[Excerpt from a dataset]
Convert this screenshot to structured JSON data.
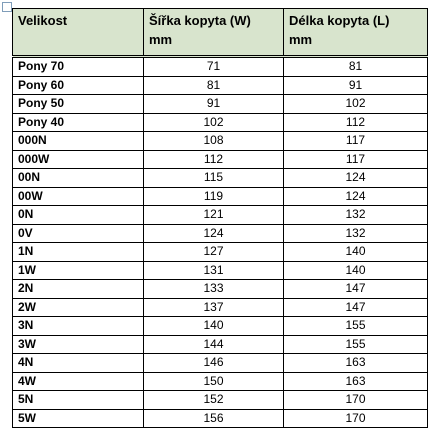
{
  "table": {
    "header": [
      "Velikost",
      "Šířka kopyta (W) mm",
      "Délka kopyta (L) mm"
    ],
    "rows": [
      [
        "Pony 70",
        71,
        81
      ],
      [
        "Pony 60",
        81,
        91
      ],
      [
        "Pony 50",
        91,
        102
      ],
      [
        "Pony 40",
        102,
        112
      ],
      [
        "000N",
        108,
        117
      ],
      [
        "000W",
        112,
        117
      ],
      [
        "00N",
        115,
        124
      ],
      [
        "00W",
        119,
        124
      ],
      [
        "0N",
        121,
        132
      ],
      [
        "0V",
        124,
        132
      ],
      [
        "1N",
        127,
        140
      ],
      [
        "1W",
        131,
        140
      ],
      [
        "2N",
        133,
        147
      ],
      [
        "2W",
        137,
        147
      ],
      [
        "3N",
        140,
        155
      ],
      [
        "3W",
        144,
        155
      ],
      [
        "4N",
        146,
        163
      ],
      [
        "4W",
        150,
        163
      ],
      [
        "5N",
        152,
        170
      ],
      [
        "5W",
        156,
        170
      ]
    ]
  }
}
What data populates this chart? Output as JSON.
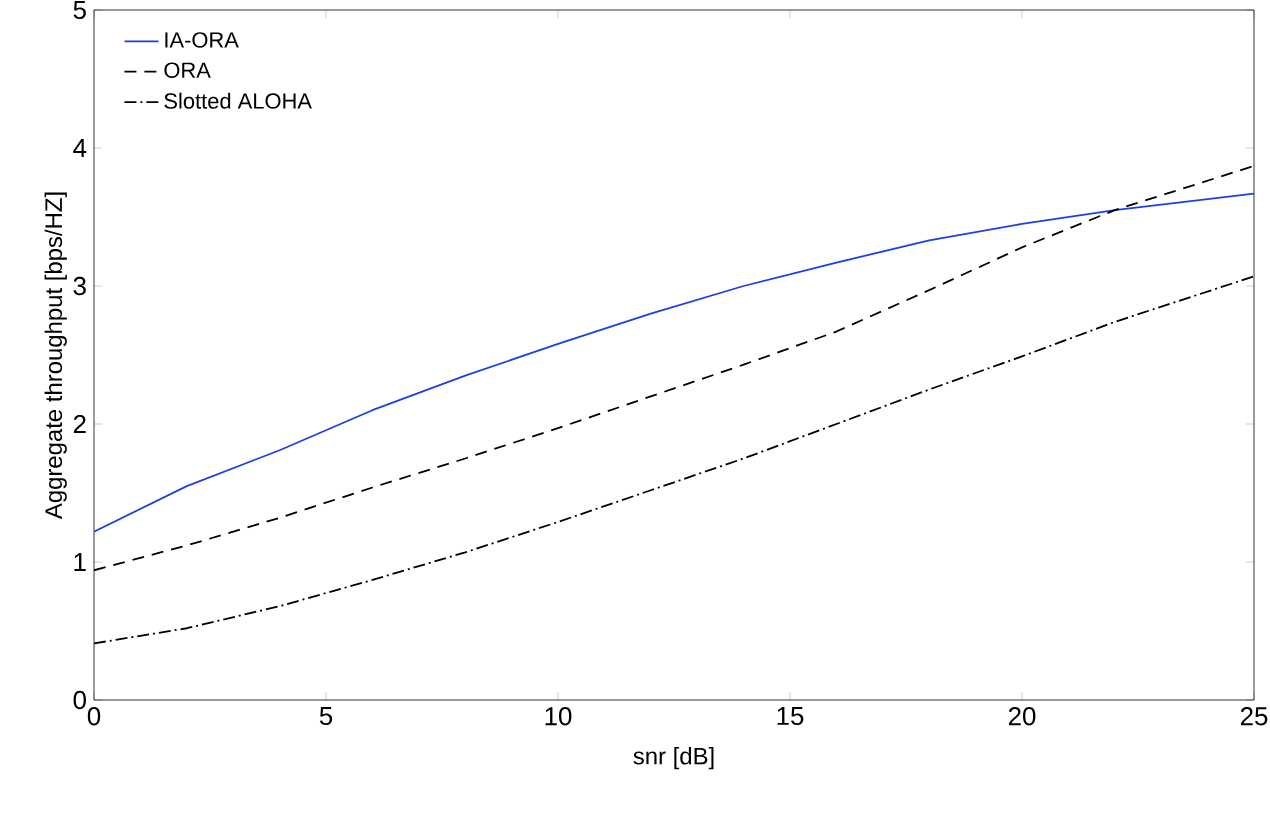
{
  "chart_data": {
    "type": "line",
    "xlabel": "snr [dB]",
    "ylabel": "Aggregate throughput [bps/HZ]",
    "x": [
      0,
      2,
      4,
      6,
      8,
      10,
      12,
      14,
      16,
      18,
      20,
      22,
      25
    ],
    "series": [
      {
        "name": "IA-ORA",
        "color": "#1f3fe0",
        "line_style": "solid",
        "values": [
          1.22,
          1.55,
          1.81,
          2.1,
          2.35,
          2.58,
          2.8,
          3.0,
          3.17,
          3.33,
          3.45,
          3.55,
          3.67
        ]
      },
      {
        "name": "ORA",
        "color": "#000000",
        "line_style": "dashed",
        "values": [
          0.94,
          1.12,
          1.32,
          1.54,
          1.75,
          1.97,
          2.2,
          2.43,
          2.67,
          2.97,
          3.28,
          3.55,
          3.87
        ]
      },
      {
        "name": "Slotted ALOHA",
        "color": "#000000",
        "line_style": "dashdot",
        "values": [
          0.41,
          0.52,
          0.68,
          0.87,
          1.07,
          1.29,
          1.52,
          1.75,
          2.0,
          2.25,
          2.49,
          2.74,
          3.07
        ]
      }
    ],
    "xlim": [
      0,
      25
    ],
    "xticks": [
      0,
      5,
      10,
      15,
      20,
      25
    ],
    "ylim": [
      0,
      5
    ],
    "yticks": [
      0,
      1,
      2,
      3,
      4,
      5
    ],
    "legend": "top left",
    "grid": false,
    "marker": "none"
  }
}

...

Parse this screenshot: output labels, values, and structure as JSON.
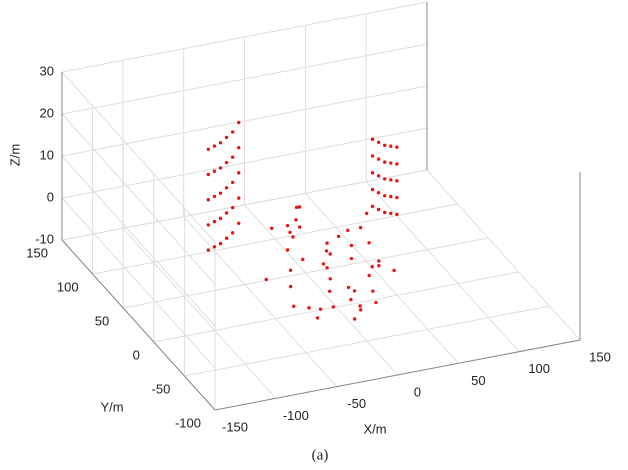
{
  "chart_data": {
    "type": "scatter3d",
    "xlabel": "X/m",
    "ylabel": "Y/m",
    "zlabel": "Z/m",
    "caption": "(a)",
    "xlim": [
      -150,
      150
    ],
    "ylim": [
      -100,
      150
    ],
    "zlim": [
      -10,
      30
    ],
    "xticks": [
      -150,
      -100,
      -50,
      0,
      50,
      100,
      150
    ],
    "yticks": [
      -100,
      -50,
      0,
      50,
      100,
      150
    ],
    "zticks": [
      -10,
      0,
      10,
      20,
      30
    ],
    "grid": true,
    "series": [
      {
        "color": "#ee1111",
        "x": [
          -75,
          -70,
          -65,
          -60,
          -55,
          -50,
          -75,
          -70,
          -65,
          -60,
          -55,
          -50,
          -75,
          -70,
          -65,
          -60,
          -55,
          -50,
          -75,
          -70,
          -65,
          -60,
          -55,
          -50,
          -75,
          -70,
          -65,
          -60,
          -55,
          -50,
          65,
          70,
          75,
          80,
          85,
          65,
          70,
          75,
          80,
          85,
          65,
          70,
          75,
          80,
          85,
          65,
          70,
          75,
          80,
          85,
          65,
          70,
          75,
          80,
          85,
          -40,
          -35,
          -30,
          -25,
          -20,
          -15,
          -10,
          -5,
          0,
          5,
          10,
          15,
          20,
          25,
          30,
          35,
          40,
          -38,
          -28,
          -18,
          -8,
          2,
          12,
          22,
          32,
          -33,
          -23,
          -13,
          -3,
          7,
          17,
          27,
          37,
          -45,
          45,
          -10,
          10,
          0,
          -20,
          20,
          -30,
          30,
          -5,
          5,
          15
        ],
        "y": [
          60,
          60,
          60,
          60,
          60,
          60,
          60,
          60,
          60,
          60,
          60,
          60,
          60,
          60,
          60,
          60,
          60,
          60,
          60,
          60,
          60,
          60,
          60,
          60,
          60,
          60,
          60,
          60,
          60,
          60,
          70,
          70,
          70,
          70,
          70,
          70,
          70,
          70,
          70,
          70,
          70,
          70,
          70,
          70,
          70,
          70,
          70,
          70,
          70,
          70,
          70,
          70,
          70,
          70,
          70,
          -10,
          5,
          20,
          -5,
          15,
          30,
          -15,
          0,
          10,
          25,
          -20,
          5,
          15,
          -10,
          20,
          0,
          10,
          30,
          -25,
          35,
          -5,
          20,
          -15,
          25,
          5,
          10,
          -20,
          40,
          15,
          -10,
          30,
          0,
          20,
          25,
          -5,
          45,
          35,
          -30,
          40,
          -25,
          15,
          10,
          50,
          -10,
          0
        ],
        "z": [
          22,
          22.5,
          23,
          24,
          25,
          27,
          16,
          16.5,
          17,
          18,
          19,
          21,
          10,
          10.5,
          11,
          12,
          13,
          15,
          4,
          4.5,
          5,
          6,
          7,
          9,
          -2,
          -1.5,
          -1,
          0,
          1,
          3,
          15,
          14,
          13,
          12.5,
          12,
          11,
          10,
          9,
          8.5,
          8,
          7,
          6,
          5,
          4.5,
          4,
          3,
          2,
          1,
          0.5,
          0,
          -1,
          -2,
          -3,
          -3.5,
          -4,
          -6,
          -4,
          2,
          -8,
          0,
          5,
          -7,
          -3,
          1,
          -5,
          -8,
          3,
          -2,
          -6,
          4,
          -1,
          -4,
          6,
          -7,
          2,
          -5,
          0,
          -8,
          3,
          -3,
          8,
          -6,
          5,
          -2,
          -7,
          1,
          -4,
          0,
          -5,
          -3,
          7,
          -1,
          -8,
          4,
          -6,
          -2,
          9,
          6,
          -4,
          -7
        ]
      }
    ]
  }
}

==

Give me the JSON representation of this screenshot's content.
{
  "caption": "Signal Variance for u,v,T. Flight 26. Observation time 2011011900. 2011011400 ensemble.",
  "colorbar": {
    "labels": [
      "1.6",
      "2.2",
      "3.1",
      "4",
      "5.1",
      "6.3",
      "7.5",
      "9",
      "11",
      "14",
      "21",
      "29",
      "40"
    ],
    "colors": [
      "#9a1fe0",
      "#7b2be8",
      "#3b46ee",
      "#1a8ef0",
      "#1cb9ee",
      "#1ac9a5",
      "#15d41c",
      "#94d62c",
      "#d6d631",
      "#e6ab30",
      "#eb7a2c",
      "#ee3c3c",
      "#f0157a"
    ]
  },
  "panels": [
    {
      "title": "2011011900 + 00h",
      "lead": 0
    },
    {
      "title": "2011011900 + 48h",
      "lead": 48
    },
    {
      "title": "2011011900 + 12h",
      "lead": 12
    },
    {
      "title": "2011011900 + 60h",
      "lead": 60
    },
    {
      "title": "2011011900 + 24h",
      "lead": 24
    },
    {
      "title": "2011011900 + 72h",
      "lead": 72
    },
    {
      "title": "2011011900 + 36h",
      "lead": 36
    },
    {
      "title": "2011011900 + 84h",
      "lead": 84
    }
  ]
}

Goal of the exercise: Every line of the listing that holds "name" is to be counted; give only the resulting number.

Solved exercise: 3